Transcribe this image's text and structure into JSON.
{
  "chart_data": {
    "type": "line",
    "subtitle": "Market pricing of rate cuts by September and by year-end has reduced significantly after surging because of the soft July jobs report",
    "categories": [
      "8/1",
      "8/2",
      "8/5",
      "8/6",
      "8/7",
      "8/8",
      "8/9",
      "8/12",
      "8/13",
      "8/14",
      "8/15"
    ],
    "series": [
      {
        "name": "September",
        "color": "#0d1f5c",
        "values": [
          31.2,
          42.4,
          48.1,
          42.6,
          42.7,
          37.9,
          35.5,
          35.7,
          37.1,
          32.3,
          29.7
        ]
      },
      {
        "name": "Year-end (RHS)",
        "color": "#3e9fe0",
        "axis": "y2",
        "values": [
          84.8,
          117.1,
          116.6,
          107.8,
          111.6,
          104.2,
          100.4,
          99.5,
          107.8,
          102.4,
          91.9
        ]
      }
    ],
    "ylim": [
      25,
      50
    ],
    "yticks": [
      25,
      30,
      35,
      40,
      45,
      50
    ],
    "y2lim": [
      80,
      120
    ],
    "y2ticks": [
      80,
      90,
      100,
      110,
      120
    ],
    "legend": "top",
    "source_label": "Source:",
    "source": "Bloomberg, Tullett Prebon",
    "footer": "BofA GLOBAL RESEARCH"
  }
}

**Short task:** Repeat the records above in full, character for character.

**Result for this task:**
Transcribe this image's text and structure into JSON.
{
  "chart_data": {
    "type": "line",
    "subtitle": "Market pricing of rate cuts by September and by year-end has reduced significantly after surging because of the soft July jobs report",
    "categories": [
      "8/1",
      "8/2",
      "8/5",
      "8/6",
      "8/7",
      "8/8",
      "8/9",
      "8/12",
      "8/13",
      "8/14",
      "8/15"
    ],
    "series": [
      {
        "name": "September",
        "color": "#0d1f5c",
        "values": [
          31.2,
          42.4,
          48.1,
          42.6,
          42.7,
          37.9,
          35.5,
          35.7,
          37.1,
          32.3,
          29.7
        ]
      },
      {
        "name": "Year-end (RHS)",
        "color": "#3e9fe0",
        "axis": "y2",
        "values": [
          84.8,
          117.1,
          116.6,
          107.8,
          111.6,
          104.2,
          100.4,
          99.5,
          107.8,
          102.4,
          91.9
        ]
      }
    ],
    "ylim": [
      25,
      50
    ],
    "yticks": [
      25,
      30,
      35,
      40,
      45,
      50
    ],
    "y2lim": [
      80,
      120
    ],
    "y2ticks": [
      80,
      90,
      100,
      110,
      120
    ],
    "legend": "top",
    "source_label": "Source:",
    "source": "Bloomberg, Tullett Prebon",
    "footer": "BofA GLOBAL RESEARCH"
  }
}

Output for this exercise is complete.